Repeat the listing from its start through the line containing "284, 970, 300]", replacing "tree-item" with "tree-node" and leaving everything else as it is.

>> begin DATA TO PROCESS

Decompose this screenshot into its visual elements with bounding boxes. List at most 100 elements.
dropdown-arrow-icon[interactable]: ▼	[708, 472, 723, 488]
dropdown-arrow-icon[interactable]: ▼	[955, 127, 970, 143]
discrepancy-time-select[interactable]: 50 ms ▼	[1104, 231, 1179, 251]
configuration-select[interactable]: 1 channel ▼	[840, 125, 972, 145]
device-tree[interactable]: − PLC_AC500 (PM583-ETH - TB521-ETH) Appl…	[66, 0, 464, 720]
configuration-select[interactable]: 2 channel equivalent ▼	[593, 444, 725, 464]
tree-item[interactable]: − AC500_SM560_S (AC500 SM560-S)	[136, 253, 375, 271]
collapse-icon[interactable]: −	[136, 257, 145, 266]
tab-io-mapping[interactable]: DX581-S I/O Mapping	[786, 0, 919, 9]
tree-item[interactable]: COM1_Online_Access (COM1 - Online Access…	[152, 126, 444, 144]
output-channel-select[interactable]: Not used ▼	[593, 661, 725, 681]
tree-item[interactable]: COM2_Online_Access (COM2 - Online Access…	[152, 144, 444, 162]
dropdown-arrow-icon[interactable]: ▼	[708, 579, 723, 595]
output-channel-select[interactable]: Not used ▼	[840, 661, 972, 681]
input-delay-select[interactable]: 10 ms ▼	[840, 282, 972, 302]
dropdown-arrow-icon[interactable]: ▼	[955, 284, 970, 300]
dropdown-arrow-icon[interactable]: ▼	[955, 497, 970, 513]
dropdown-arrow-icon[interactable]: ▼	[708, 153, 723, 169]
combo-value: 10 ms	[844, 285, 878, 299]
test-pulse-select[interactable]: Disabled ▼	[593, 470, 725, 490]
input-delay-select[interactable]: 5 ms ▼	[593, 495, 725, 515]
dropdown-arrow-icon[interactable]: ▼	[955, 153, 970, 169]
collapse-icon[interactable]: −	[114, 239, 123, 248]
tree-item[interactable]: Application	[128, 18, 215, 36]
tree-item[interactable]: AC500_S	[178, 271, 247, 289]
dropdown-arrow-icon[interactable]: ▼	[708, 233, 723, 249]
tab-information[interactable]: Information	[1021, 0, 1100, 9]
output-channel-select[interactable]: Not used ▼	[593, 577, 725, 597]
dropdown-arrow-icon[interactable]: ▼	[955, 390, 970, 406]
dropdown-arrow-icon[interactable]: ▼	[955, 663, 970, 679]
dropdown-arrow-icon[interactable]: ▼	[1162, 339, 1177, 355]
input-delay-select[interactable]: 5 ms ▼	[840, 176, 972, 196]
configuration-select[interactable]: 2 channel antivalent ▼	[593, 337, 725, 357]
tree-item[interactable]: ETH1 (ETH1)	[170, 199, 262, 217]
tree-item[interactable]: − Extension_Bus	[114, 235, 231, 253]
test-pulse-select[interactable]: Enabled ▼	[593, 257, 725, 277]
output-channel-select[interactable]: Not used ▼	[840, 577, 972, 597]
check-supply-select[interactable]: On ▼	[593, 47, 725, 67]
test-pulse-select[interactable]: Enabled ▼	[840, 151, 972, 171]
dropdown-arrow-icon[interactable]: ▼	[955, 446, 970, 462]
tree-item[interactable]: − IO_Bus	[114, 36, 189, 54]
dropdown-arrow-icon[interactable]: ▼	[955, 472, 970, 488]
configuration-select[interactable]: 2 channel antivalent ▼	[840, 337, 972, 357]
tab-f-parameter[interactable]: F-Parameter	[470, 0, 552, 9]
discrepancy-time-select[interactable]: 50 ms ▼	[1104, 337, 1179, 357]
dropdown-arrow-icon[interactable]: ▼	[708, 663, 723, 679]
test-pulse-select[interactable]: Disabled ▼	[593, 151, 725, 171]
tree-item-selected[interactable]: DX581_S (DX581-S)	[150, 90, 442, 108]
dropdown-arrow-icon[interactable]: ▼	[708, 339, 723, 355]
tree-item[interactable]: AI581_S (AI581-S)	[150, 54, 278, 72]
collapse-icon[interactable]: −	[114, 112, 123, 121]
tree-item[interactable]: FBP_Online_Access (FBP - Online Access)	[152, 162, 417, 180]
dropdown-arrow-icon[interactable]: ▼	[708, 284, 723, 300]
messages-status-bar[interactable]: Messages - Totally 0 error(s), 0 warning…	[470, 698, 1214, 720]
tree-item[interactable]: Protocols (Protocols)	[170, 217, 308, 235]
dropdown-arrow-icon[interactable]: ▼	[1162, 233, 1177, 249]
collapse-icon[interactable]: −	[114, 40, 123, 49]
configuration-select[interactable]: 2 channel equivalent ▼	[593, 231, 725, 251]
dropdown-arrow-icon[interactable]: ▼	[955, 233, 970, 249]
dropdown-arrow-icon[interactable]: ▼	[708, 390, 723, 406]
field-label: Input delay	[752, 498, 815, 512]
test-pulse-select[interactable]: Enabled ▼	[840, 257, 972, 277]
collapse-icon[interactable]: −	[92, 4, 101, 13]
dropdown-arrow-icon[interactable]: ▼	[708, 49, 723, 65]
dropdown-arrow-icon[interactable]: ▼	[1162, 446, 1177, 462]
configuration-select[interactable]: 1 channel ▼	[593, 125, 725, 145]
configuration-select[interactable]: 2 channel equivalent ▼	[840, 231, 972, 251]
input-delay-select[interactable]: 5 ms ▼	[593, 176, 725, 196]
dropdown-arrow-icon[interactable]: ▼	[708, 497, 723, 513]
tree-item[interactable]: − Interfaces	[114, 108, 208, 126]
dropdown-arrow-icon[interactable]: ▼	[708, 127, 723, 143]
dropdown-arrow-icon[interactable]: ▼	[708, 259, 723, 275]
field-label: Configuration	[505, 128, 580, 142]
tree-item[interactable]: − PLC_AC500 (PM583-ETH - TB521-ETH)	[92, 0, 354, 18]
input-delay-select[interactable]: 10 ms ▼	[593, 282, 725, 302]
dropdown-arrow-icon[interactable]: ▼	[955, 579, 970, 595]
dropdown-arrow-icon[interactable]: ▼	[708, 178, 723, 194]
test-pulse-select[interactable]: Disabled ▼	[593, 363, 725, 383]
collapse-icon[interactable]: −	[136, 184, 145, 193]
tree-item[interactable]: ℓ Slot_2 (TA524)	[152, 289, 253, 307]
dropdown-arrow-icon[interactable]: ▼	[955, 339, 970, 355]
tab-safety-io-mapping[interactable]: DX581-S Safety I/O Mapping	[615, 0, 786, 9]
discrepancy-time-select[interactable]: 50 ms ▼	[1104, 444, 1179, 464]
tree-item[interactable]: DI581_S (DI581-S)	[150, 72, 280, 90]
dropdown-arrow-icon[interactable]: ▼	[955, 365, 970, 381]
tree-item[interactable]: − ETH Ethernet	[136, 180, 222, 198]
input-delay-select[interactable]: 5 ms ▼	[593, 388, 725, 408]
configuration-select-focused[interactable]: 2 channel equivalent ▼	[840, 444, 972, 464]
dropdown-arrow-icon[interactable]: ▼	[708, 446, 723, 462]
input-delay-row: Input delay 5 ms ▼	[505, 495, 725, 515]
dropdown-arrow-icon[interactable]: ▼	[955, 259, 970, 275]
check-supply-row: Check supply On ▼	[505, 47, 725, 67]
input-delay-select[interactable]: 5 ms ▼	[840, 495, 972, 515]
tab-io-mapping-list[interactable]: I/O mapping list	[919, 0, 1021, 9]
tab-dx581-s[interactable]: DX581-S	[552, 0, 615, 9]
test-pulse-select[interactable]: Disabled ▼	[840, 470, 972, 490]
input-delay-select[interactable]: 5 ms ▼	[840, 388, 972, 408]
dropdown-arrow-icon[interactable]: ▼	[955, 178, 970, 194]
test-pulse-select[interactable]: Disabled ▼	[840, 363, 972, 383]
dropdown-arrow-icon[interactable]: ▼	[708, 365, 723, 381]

>> end DATA TO PROCESS

SOLVED PROBLEM =>
Decompose this screenshot into its visual elements with bounding boxes. List at most 100 elements.
dropdown-arrow-icon[interactable]: ▼	[708, 472, 723, 488]
dropdown-arrow-icon[interactable]: ▼	[955, 127, 970, 143]
discrepancy-time-select[interactable]: 50 ms ▼	[1104, 231, 1179, 251]
configuration-select[interactable]: 1 channel ▼	[840, 125, 972, 145]
device-tree[interactable]: − PLC_AC500 (PM583-ETH - TB521-ETH) Appl…	[66, 0, 464, 720]
configuration-select[interactable]: 2 channel equivalent ▼	[593, 444, 725, 464]
tree-node[interactable]: − AC500_SM560_S (AC500 SM560-S)	[136, 253, 375, 271]
collapse-icon[interactable]: −	[136, 257, 145, 266]
tab-io-mapping[interactable]: DX581-S I/O Mapping	[786, 0, 919, 9]
tree-node[interactable]: COM1_Online_Access (COM1 - Online Access…	[152, 126, 444, 144]
output-channel-select[interactable]: Not used ▼	[593, 661, 725, 681]
tree-node[interactable]: COM2_Online_Access (COM2 - Online Access…	[152, 144, 444, 162]
dropdown-arrow-icon[interactable]: ▼	[708, 579, 723, 595]
output-channel-select[interactable]: Not used ▼	[840, 661, 972, 681]
input-delay-select[interactable]: 10 ms ▼	[840, 282, 972, 302]
dropdown-arrow-icon[interactable]: ▼	[955, 284, 970, 300]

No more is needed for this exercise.